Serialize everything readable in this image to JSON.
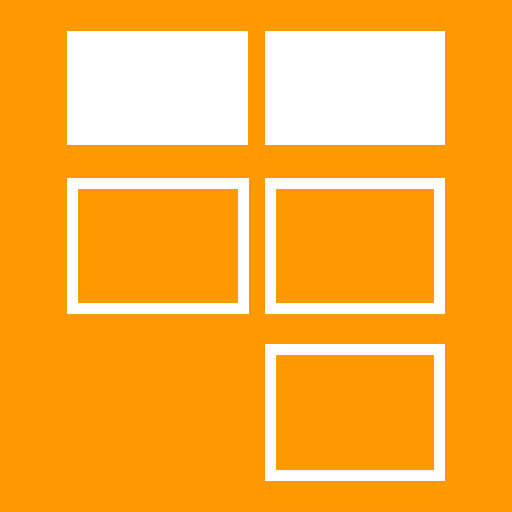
{
  "icon": {
    "name": "tile-grid-icon",
    "background_color": "#FF9900",
    "foreground_color": "#FFFFFF",
    "tiles": [
      {
        "row": 1,
        "col": 1,
        "style": "filled"
      },
      {
        "row": 1,
        "col": 2,
        "style": "filled"
      },
      {
        "row": 2,
        "col": 1,
        "style": "outline"
      },
      {
        "row": 2,
        "col": 2,
        "style": "outline"
      },
      {
        "row": 3,
        "col": 2,
        "style": "outline"
      }
    ]
  }
}
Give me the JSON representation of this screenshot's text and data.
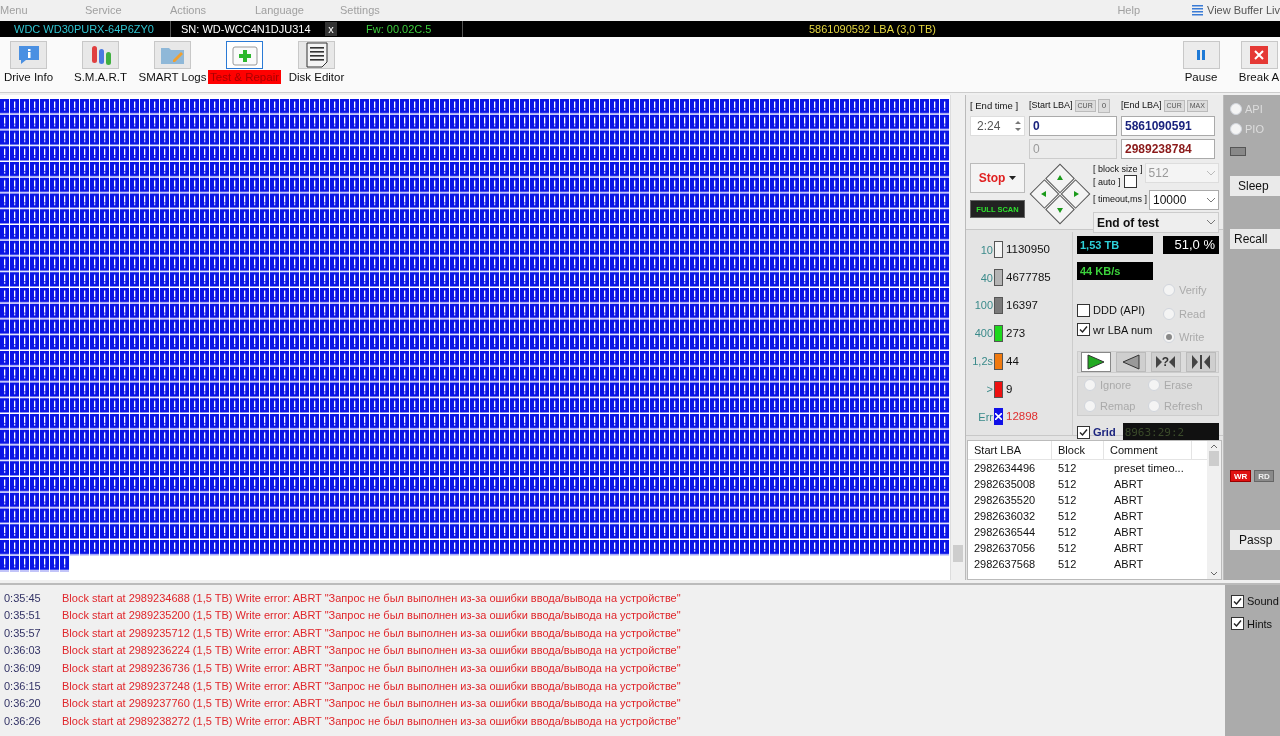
{
  "menu": [
    {
      "label": "Menu"
    },
    {
      "label": "Service"
    },
    {
      "label": "Actions"
    },
    {
      "label": "Language"
    },
    {
      "label": "Settings"
    }
  ],
  "menu_right": {
    "help": "Help",
    "view_buffer": "View Buffer Liv"
  },
  "drive_bar": {
    "model": "WDC WD30PURX-64P6ZY0",
    "serial": "SN: WD-WCC4N1DJU314",
    "close": "x",
    "firmware": "Fw: 00.02C.5",
    "capacity": "5861090592 LBA (3,0 TB)"
  },
  "tabs": [
    {
      "label": "Drive Info",
      "kind": "info",
      "selected": false
    },
    {
      "label": "S.M.A.R.T",
      "kind": "smart",
      "selected": false
    },
    {
      "label": "SMART Logs",
      "kind": "logs",
      "selected": false
    },
    {
      "label": "Test & Repair",
      "kind": "repair",
      "selected": true
    },
    {
      "label": "Disk Editor",
      "kind": "editor",
      "selected": false
    }
  ],
  "actions": [
    {
      "label": "Pause",
      "kind": "pause"
    },
    {
      "label": "Break A",
      "kind": "break"
    }
  ],
  "scan": {
    "end_time_label": "[ End time ]",
    "end_time": "2:24",
    "start_lba_label": "[Start LBA]",
    "start_cur": "CUR",
    "start_zero": "0",
    "end_lba_label": "[End LBA]",
    "end_cur": "CUR",
    "end_max": "MAX",
    "start_lba": "0",
    "end_lba": "5861090591",
    "current_start": "0",
    "current_lba": "2989238784",
    "stop": "Stop",
    "full_scan": "FULL SCAN",
    "block_size_label": "[ block size ]",
    "auto_label": "[ auto ]",
    "auto_checked": false,
    "block_size": "512",
    "timeout_label": "[ timeout,ms ]",
    "timeout": "10000",
    "end_action": "End of test"
  },
  "legend": [
    {
      "threshold": "10",
      "count": "1130950",
      "color": "#f4f4f4",
      "kind": "bar"
    },
    {
      "threshold": "40",
      "count": "4677785",
      "color": "#b4b4b4",
      "kind": "bar"
    },
    {
      "threshold": "100",
      "count": "16397",
      "color": "#7a7a7a",
      "kind": "bar"
    },
    {
      "threshold": "400",
      "count": "273",
      "color": "#1ed81e",
      "kind": "bar"
    },
    {
      "threshold": "1,2s",
      "count": "44",
      "color": "#f07a10",
      "kind": "bar"
    },
    {
      "threshold": ">",
      "count": "9",
      "color": "#ee1111",
      "kind": "bar"
    },
    {
      "threshold": "Err",
      "count": "12898",
      "color": "#1010e8",
      "kind": "err"
    }
  ],
  "stats": {
    "done": "1,53 TB",
    "percent": "51,0 %",
    "speed": "44 KB/s"
  },
  "modes": [
    {
      "label": "Verify",
      "selected": false,
      "disabled": true
    },
    {
      "label": "Read",
      "selected": false,
      "disabled": true
    },
    {
      "label": "Write",
      "selected": true,
      "disabled": true
    }
  ],
  "options": [
    {
      "label": "DDD (API)",
      "checked": false
    },
    {
      "label": "wr LBA num",
      "checked": true
    }
  ],
  "transport": [
    {
      "kind": "play",
      "selected": true
    },
    {
      "kind": "back",
      "selected": false
    },
    {
      "kind": "seek",
      "label": "?",
      "selected": false
    },
    {
      "kind": "end",
      "selected": false
    }
  ],
  "repair": [
    {
      "label": "Ignore",
      "selected": false,
      "disabled": true
    },
    {
      "label": "Erase",
      "selected": false,
      "disabled": true
    },
    {
      "label": "Remap",
      "selected": false,
      "disabled": true
    },
    {
      "label": "Refresh",
      "selected": false,
      "disabled": true
    }
  ],
  "grid_toggle": {
    "label": "Grid",
    "checked": true,
    "timer": "8963:29:2"
  },
  "table": {
    "columns": [
      "Start LBA",
      "Block",
      "Comment"
    ],
    "rows": [
      [
        "2982634496",
        "512",
        "preset timeo..."
      ],
      [
        "2982635008",
        "512",
        "ABRT"
      ],
      [
        "2982635520",
        "512",
        "ABRT"
      ],
      [
        "2982636032",
        "512",
        "ABRT"
      ],
      [
        "2982636544",
        "512",
        "ABRT"
      ],
      [
        "2982637056",
        "512",
        "ABRT"
      ],
      [
        "2982637568",
        "512",
        "ABRT"
      ]
    ]
  },
  "side": {
    "radios": [
      {
        "label": "API",
        "selected": false
      },
      {
        "label": "PIO",
        "selected": false
      }
    ],
    "sleep": "Sleep",
    "recall": "Recall",
    "badges": [
      {
        "label": "WR",
        "on": true
      },
      {
        "label": "RD",
        "on": false
      }
    ],
    "passp": "Passp"
  },
  "log": [
    {
      "time": "0:35:45",
      "message": "Block start at 2989234688 (1,5 TB) Write error: ABRT \"Запрос не был выполнен из-за ошибки ввода/вывода на устройстве\""
    },
    {
      "time": "0:35:51",
      "message": "Block start at 2989235200 (1,5 TB) Write error: ABRT \"Запрос не был выполнен из-за ошибки ввода/вывода на устройстве\""
    },
    {
      "time": "0:35:57",
      "message": "Block start at 2989235712 (1,5 TB) Write error: ABRT \"Запрос не был выполнен из-за ошибки ввода/вывода на устройстве\""
    },
    {
      "time": "0:36:03",
      "message": "Block start at 2989236224 (1,5 TB) Write error: ABRT \"Запрос не был выполнен из-за ошибки ввода/вывода на устройстве\""
    },
    {
      "time": "0:36:09",
      "message": "Block start at 2989236736 (1,5 TB) Write error: ABRT \"Запрос не был выполнен из-за ошибки ввода/вывода на устройстве\""
    },
    {
      "time": "0:36:15",
      "message": "Block start at 2989237248 (1,5 TB) Write error: ABRT \"Запрос не был выполнен из-за ошибки ввода/вывода на устройстве\""
    },
    {
      "time": "0:36:20",
      "message": "Block start at 2989237760 (1,5 TB) Write error: ABRT \"Запрос не был выполнен из-за ошибки ввода/вывода на устройстве\""
    },
    {
      "time": "0:36:26",
      "message": "Block start at 2989238272 (1,5 TB) Write error: ABRT \"Запрос не был выполнен из-за ошибки ввода/вывода на устройстве\""
    }
  ],
  "log_options": [
    {
      "label": "Sound",
      "checked": true
    },
    {
      "label": "Hints",
      "checked": true
    }
  ]
}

*****

* [Written problem]: Scan the records above for the string "timeout", then select every line that holds it.

* [Finished answer]:
    "timeout_label": "[ timeout,ms ]",
    "timeout": "10000",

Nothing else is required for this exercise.